**TASK BRIEF**.
Tally the lines with the word "title" and report the number alone.

**THE INPUT**.
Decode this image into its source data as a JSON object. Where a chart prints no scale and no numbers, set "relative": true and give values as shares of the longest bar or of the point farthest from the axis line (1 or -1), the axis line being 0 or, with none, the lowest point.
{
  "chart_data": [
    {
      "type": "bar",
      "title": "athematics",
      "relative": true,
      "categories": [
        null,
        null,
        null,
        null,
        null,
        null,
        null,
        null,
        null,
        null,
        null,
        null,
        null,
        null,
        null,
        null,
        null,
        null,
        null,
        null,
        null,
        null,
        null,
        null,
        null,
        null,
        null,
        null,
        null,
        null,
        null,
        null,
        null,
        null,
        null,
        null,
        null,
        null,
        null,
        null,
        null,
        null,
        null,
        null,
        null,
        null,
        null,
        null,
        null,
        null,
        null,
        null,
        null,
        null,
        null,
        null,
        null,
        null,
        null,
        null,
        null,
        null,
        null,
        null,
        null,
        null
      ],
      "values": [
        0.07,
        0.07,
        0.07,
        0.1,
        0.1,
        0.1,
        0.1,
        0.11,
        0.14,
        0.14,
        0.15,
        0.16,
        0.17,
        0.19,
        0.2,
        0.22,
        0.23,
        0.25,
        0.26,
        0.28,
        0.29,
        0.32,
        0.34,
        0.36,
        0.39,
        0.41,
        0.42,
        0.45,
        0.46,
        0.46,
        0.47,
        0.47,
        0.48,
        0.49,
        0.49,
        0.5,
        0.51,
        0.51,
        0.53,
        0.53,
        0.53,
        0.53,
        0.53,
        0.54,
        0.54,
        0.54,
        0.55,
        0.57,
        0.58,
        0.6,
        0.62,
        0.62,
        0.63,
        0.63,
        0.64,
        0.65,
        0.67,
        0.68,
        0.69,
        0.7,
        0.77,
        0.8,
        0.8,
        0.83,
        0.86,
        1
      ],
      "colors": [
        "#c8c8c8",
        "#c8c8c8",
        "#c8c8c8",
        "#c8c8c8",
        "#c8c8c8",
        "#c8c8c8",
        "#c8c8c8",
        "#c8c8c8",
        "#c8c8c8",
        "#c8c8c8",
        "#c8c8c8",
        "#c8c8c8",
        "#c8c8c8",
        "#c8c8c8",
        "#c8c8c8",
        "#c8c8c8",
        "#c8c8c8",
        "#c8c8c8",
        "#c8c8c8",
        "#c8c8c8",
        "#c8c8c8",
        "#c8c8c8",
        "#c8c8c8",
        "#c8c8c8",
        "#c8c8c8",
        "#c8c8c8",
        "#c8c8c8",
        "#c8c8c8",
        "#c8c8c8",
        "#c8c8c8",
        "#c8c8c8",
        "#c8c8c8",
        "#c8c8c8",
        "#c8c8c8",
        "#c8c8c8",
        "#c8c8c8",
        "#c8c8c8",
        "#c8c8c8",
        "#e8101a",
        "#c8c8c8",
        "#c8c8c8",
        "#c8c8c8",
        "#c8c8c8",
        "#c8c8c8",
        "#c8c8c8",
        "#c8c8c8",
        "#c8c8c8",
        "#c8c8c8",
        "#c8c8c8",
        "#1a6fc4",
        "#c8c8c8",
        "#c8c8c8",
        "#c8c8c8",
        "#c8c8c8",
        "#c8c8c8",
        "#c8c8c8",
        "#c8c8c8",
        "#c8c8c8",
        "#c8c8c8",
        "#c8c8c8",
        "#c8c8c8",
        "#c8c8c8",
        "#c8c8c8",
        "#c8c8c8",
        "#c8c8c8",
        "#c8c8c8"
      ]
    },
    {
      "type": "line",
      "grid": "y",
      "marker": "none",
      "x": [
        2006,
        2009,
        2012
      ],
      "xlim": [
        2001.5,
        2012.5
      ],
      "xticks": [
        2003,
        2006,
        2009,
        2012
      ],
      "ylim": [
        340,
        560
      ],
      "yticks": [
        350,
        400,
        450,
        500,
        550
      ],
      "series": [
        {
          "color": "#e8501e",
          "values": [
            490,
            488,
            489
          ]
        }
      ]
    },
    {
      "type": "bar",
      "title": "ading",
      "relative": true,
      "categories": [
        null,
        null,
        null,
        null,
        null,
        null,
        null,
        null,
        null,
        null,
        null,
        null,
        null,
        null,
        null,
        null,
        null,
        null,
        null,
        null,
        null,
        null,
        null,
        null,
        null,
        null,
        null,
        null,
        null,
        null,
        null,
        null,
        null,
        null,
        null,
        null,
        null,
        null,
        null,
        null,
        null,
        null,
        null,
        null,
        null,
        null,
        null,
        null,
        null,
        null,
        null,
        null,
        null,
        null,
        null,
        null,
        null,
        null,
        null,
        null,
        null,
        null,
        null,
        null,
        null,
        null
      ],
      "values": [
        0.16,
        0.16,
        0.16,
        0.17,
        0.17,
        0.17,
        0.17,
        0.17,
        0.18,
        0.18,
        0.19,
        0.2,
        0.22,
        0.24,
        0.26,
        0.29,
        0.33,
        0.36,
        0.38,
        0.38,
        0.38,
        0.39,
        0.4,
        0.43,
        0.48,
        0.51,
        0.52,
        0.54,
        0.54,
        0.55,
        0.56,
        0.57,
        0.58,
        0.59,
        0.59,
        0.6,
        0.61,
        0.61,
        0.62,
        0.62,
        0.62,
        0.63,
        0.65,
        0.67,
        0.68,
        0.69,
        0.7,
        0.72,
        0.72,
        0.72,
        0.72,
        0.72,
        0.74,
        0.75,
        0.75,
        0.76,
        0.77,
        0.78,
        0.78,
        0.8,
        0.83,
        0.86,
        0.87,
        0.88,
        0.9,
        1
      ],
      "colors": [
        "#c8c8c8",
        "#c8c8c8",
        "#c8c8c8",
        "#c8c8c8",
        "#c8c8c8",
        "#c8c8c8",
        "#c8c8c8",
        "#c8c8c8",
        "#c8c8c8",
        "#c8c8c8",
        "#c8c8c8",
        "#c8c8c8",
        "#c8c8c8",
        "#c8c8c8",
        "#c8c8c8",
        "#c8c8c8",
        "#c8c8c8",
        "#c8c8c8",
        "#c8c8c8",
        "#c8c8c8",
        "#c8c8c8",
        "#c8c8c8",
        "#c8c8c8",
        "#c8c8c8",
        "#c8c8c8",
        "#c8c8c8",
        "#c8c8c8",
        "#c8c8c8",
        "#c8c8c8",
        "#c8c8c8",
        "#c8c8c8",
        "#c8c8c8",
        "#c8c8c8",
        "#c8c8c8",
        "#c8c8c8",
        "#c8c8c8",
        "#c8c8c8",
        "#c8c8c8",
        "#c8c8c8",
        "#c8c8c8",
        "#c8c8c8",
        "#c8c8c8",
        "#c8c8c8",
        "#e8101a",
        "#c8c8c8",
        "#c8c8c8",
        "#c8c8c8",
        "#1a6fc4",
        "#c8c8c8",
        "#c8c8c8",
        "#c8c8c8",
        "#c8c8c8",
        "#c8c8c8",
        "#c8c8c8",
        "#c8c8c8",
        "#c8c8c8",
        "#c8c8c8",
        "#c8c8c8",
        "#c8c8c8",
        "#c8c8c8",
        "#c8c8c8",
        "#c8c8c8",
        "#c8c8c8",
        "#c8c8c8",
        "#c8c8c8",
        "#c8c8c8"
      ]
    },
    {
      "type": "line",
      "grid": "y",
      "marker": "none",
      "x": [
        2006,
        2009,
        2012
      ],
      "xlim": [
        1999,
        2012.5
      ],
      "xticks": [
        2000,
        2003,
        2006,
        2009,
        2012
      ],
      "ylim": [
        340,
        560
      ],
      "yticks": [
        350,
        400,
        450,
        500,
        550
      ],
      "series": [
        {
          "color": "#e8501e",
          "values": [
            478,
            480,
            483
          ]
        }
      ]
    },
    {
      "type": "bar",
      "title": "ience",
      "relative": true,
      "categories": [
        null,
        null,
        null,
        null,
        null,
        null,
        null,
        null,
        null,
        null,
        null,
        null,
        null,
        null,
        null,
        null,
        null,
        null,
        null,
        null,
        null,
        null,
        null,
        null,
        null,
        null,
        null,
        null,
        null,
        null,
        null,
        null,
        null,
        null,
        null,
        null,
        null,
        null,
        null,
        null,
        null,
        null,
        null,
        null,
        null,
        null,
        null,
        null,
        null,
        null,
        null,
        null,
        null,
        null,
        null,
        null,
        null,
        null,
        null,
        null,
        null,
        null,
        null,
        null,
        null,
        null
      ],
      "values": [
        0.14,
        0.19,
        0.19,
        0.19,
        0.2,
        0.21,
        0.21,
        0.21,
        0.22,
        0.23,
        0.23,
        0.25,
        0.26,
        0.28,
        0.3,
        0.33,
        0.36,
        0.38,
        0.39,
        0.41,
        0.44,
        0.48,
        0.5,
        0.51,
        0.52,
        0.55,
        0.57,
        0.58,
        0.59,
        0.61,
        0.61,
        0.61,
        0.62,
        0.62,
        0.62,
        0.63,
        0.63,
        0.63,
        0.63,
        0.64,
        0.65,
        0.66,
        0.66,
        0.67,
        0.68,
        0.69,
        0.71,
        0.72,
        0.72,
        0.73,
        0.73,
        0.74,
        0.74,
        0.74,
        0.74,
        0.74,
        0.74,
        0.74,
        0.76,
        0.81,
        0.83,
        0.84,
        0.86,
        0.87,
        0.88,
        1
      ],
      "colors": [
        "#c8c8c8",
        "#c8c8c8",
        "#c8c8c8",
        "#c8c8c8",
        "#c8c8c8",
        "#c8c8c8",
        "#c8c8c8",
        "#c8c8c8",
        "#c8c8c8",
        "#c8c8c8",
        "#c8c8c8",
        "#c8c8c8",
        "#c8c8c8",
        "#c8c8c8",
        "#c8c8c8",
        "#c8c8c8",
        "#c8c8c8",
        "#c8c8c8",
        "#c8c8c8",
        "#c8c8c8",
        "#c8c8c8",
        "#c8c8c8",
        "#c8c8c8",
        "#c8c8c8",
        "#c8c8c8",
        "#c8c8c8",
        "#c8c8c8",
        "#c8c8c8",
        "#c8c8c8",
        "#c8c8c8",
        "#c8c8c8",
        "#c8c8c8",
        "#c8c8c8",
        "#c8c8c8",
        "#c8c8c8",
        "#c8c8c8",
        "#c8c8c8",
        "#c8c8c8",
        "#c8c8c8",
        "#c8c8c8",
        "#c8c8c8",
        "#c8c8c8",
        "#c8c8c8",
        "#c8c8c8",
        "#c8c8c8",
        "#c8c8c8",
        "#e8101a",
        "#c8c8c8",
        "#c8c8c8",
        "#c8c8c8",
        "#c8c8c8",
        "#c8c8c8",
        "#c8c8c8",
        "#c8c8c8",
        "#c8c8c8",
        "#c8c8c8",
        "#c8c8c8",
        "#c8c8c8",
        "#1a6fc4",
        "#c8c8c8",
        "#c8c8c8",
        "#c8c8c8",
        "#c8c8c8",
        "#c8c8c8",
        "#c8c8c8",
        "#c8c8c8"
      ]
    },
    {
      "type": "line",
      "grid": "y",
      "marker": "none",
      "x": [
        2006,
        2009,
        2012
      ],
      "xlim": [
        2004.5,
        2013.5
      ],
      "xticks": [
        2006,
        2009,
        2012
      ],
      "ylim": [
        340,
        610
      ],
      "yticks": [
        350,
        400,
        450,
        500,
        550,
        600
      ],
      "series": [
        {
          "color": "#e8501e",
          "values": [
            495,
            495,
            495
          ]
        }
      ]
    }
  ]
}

**ANSWER TO THIS EXERCISE**.
3